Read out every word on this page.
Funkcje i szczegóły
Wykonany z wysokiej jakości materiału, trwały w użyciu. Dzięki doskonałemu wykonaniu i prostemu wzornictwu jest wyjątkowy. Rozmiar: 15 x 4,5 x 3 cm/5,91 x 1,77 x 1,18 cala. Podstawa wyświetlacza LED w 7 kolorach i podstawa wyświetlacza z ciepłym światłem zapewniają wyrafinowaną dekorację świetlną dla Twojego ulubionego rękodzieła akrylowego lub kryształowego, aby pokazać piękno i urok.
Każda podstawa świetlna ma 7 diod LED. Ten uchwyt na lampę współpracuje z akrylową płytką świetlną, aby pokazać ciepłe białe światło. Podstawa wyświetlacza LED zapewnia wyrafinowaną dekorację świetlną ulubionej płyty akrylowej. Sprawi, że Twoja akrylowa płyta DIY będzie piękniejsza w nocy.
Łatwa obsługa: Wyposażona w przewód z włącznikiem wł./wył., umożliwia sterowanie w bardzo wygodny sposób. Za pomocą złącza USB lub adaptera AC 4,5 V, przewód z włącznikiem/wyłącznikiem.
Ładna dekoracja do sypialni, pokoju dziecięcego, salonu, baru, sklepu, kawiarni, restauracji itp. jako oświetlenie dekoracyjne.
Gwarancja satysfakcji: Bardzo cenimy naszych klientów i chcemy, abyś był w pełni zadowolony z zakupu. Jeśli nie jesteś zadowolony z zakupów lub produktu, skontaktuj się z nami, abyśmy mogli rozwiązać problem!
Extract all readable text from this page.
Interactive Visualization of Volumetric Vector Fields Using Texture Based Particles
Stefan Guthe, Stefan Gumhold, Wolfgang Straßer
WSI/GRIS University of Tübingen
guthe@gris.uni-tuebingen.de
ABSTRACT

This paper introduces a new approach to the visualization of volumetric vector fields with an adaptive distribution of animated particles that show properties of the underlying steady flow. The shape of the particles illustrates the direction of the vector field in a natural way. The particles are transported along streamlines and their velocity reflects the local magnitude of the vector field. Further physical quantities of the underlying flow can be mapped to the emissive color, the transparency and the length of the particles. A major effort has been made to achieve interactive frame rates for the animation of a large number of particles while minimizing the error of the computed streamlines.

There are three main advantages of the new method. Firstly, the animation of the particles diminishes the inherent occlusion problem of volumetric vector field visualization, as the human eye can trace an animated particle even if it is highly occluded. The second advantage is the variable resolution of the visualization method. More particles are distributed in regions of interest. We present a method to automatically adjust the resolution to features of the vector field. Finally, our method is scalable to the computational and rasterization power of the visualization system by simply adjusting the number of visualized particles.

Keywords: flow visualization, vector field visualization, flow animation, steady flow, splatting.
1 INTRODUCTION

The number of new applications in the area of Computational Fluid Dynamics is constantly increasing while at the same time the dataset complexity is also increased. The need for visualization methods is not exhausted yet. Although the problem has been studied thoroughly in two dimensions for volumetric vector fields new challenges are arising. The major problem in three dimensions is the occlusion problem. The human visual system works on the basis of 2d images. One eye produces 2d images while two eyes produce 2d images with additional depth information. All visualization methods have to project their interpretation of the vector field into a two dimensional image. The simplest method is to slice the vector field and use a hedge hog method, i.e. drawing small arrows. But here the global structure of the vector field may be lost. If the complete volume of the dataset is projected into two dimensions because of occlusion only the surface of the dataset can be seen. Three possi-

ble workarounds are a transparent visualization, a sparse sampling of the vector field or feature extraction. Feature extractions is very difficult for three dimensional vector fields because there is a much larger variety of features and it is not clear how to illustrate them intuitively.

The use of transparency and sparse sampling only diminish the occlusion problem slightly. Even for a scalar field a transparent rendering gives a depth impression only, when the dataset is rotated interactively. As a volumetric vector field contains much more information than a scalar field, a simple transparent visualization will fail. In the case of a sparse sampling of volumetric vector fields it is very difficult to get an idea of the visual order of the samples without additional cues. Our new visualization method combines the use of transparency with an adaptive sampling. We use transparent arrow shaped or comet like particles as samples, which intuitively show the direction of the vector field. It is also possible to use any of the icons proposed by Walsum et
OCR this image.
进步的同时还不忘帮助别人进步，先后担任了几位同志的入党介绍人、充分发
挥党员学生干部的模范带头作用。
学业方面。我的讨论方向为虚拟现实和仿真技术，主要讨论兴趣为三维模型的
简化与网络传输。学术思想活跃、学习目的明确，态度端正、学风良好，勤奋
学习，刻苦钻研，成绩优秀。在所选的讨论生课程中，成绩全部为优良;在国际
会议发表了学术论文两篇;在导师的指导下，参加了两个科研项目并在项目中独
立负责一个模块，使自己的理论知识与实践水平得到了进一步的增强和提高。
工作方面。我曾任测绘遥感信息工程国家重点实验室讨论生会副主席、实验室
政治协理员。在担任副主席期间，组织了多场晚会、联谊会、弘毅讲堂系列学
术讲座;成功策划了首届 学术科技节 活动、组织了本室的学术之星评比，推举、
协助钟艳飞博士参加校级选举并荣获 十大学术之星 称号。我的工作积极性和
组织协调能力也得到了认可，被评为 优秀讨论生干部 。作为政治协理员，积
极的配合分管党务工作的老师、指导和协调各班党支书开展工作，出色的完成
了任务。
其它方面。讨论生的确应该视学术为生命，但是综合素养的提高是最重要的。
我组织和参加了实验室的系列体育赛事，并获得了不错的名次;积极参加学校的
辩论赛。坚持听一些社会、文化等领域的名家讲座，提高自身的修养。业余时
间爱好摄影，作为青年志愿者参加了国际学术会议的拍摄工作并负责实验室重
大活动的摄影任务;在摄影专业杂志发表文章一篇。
********
> **Problem statement**
Starting from the line containing "OCR this image.", repeat each line through the end of the entries, exactly.

> **Completed exercise**
OCR this image.
进步的同时还不忘帮助别人进步，先后担任了几位同志的入党介绍人、充分发
挥党员学生干部的模范带头作用。
学业方面。我的讨论方向为虚拟现实和仿真技术，主要讨论兴趣为三维模型的
简化与网络传输。学术思想活跃、学习目的明确，态度端正、学风良好，勤奋
学习，刻苦钻研，成绩优秀。在所选的讨论生课程中，成绩全部为优良;在国际
会议发表了学术论文两篇;在导师的指导下，参加了两个科研项目并在项目中独
立负责一个模块，使自己的理论知识与实践水平得到了进一步的增强和提高。
工作方面。我曾任测绘遥感信息工程国家重点实验室讨论生会副主席、实验室
政治协理员。在担任副主席期间，组织了多场晚会、联谊会、弘毅讲堂系列学
术讲座;成功策划了首届 学术科技节 活动、组织了本室的学术之星评比，推举、
协助钟艳飞博士参加校级选举并荣获 十大学术之星 称号。我的工作积极性和
组织协调能力也得到了认可，被评为 优秀讨论生干部 。作为政治协理员，积
极的配合分管党务工作的老师、指导和协调各班党支书开展工作，出色的完成
了任务。
其它方面。讨论生的确应该视学术为生命，但是综合素养的提高是最重要的。
我组织和参加了实验室的系列体育赛事，并获得了不错的名次;积极参加学校的
辩论赛。坚持听一些社会、文化等领域的名家讲座，提高自身的修养。业余时
间爱好摄影，作为青年志愿者参加了国际学术会议的拍摄工作并负责实验室重
大活动的摄影任务;在摄影专业杂志发表文章一篇。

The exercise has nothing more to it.